#### Entries:
· · · · · · ·

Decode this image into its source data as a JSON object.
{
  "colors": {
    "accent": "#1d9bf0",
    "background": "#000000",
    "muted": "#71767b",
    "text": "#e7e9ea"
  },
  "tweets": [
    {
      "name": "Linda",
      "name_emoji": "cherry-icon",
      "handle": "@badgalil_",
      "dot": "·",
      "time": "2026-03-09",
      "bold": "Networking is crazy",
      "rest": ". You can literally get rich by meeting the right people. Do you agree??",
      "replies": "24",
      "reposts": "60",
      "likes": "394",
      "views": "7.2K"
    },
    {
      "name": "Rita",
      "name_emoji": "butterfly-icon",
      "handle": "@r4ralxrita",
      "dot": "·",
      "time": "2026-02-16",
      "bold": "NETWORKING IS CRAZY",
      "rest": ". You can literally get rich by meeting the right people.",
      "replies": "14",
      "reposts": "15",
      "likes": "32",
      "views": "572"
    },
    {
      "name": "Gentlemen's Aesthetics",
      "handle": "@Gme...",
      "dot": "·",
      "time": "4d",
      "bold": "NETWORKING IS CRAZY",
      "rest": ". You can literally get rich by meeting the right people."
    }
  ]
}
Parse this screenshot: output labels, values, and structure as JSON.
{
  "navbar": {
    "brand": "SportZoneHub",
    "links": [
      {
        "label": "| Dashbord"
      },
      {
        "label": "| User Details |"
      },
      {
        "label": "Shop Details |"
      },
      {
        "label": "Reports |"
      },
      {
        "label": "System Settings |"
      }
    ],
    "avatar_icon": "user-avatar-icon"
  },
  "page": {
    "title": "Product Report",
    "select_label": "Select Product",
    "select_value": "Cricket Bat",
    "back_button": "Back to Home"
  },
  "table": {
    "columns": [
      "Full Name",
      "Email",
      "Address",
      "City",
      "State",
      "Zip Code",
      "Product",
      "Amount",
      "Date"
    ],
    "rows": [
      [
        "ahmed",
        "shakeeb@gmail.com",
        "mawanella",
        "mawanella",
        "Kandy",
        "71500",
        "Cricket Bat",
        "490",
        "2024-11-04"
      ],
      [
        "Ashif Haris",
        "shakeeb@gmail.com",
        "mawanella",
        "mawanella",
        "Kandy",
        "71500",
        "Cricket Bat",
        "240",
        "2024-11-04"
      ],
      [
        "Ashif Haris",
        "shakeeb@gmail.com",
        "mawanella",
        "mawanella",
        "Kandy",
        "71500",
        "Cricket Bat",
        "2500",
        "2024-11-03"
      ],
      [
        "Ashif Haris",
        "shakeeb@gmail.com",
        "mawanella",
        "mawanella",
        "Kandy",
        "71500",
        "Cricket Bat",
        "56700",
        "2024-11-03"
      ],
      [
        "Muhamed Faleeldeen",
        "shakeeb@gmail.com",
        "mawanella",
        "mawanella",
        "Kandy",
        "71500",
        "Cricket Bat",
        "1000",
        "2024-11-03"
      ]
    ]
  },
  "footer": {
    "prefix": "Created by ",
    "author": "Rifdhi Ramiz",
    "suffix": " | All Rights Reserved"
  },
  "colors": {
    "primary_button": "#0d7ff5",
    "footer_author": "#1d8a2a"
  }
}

· · · · · · ·

#### Task directions:
What is the number of lines containing "Details"? Give that number only.

#### Exercise solution:
2